AIM OF THE EXERCISE — Report the number of lines that include "Άρπα", with no additional text.

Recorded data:
>>

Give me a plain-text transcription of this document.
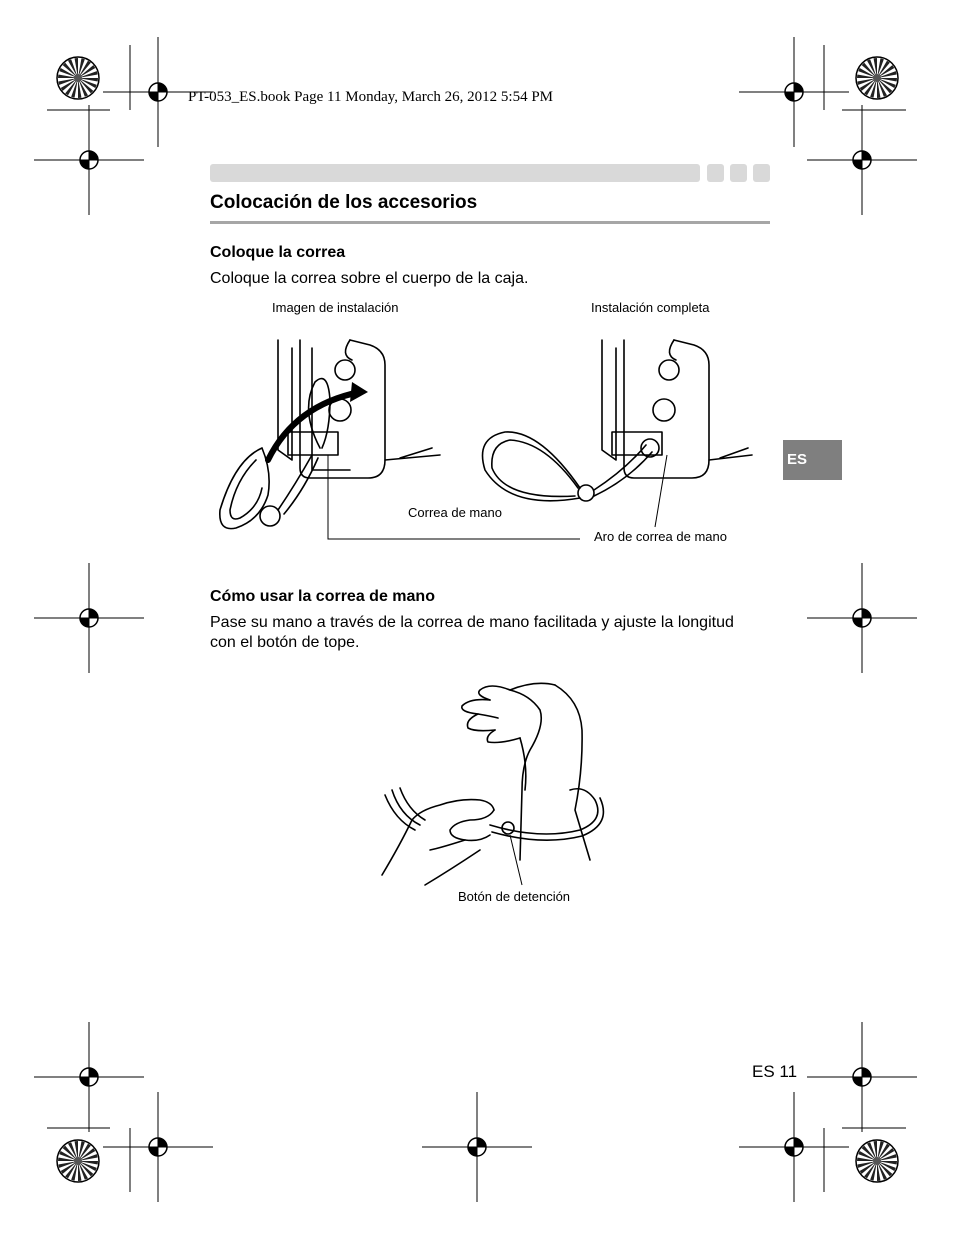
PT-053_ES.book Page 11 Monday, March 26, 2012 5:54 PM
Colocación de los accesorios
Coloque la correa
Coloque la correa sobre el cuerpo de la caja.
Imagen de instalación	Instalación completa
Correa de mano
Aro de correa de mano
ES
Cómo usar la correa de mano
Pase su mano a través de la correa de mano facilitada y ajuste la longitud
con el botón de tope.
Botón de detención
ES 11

<<
>>

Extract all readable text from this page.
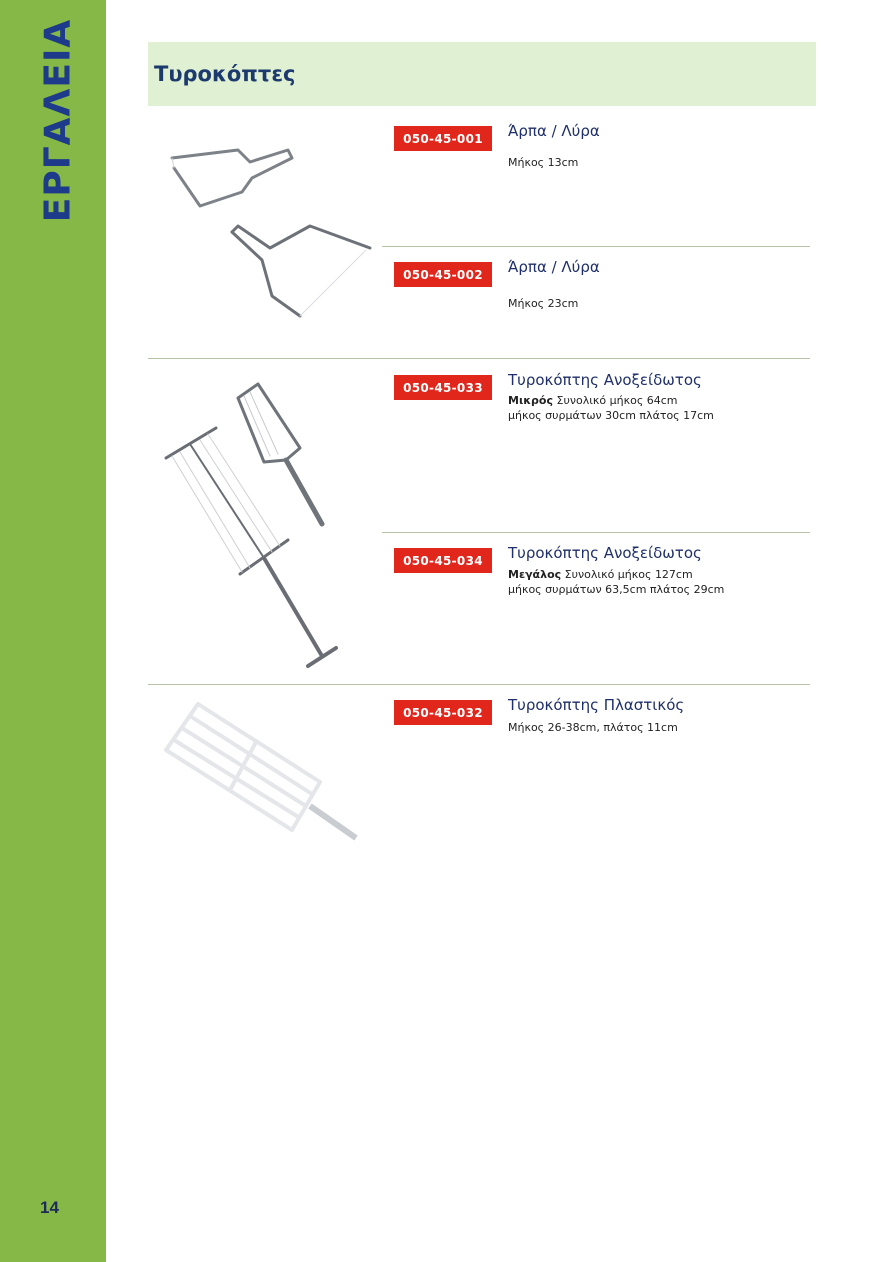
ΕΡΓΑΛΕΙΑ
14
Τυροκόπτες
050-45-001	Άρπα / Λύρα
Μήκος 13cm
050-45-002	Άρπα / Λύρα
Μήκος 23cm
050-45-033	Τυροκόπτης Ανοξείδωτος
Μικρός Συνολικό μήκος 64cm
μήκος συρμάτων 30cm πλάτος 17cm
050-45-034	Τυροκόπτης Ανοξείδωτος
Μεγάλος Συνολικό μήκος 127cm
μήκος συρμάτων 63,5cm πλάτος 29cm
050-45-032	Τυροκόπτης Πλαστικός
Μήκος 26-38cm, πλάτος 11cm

<<

OUTPUT OF THE TASK — 2